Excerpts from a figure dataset

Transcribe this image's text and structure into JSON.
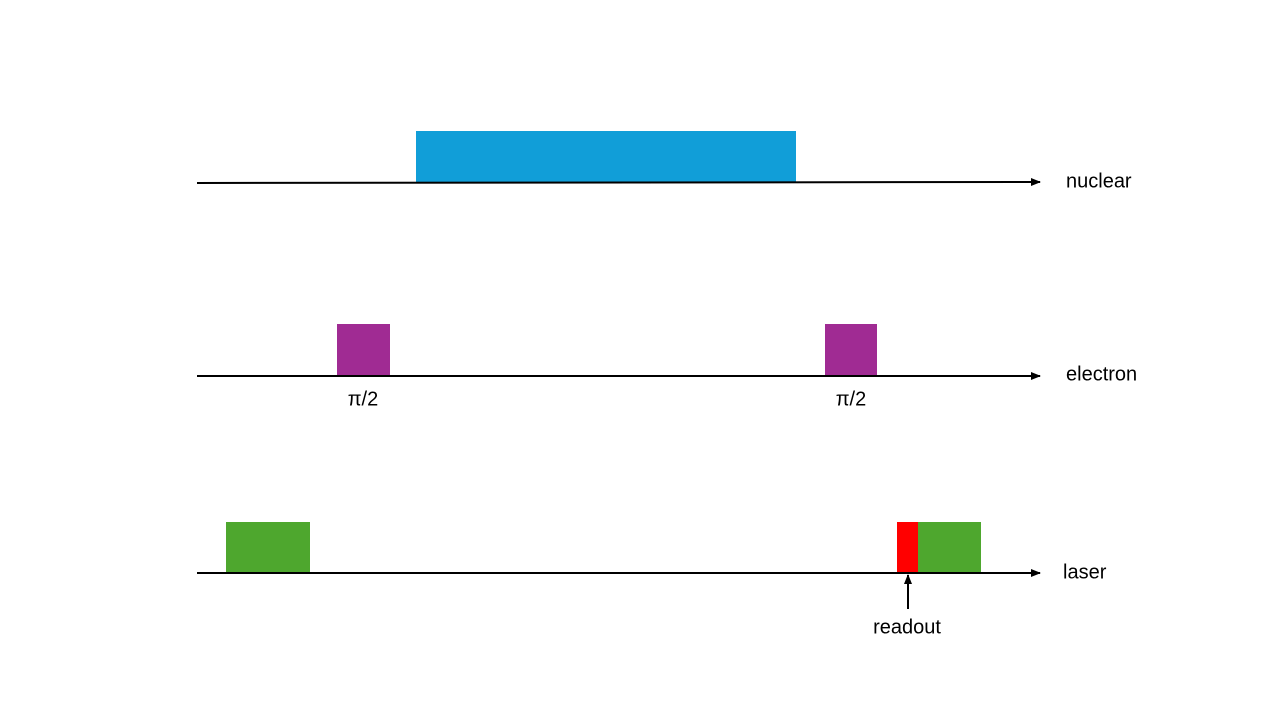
{
  "channels": [
    {
      "label": "nuclear"
    },
    {
      "label": "electron",
      "pulses": [
        {
          "label": "π/2"
        },
        {
          "label": "π/2"
        }
      ]
    },
    {
      "label": "laser"
    }
  ],
  "annotations": [
    {
      "label": "readout"
    }
  ]
}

* [Instructions to follow] Omitting all images, retype each line of the records precisely.

* [Result]
Transcribe this image's text and structure into JSON.
{
  "channels": [
    {
      "label": "nuclear"
    },
    {
      "label": "electron",
      "pulses": [
        {
          "label": "π/2"
        },
        {
          "label": "π/2"
        }
      ]
    },
    {
      "label": "laser"
    }
  ],
  "annotations": [
    {
      "label": "readout"
    }
  ]
}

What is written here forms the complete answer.